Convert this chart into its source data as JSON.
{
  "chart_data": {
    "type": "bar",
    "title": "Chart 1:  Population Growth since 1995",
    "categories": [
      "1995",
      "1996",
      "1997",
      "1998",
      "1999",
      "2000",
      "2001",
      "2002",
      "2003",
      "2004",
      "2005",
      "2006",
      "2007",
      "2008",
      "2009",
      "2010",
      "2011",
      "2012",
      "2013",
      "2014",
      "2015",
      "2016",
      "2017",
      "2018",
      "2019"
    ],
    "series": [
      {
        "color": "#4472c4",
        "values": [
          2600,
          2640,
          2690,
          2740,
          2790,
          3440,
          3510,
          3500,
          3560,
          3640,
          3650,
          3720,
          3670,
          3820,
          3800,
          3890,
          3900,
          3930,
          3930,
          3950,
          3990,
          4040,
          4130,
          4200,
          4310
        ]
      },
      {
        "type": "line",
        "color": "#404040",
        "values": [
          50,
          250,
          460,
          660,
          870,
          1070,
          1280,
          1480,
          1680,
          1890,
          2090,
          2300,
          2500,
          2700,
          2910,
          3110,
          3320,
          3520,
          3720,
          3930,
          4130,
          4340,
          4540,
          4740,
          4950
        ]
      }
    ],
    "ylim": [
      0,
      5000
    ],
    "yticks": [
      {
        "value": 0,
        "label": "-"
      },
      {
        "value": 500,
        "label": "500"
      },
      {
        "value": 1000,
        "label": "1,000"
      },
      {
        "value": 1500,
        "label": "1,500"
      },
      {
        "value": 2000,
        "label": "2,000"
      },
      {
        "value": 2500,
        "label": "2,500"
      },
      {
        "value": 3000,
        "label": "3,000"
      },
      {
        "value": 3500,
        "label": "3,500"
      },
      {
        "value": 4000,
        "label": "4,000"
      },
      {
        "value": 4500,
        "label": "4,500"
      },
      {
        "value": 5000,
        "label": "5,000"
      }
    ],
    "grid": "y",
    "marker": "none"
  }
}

- - -

What the task asks — From the listing above, extract every line exactly as it stands.

Written answer —
Convert this chart into its source data as JSON.
{
  "chart_data": {
    "type": "bar",
    "title": "Chart 1:  Population Growth since 1995",
    "categories": [
      "1995",
      "1996",
      "1997",
      "1998",
      "1999",
      "2000",
      "2001",
      "2002",
      "2003",
      "2004",
      "2005",
      "2006",
      "2007",
      "2008",
      "2009",
      "2010",
      "2011",
      "2012",
      "2013",
      "2014",
      "2015",
      "2016",
      "2017",
      "2018",
      "2019"
    ],
    "series": [
      {
        "color": "#4472c4",
        "values": [
          2600,
          2640,
          2690,
          2740,
          2790,
          3440,
          3510,
          3500,
          3560,
          3640,
          3650,
          3720,
          3670,
          3820,
          3800,
          3890,
          3900,
          3930,
          3930,
          3950,
          3990,
          4040,
          4130,
          4200,
          4310
        ]
      },
      {
        "type": "line",
        "color": "#404040",
        "values": [
          50,
          250,
          460,
          660,
          870,
          1070,
          1280,
          1480,
          1680,
          1890,
          2090,
          2300,
          2500,
          2700,
          2910,
          3110,
          3320,
          3520,
          3720,
          3930,
          4130,
          4340,
          4540,
          4740,
          4950
        ]
      }
    ],
    "ylim": [
      0,
      5000
    ],
    "yticks": [
      {
        "value": 0,
        "label": "-"
      },
      {
        "value": 500,
        "label": "500"
      },
      {
        "value": 1000,
        "label": "1,000"
      },
      {
        "value": 1500,
        "label": "1,500"
      },
      {
        "value": 2000,
        "label": "2,000"
      },
      {
        "value": 2500,
        "label": "2,500"
      },
      {
        "value": 3000,
        "label": "3,000"
      },
      {
        "value": 3500,
        "label": "3,500"
      },
      {
        "value": 4000,
        "label": "4,000"
      },
      {
        "value": 4500,
        "label": "4,500"
      },
      {
        "value": 5000,
        "label": "5,000"
      }
    ],
    "grid": "y",
    "marker": "none"
  }
}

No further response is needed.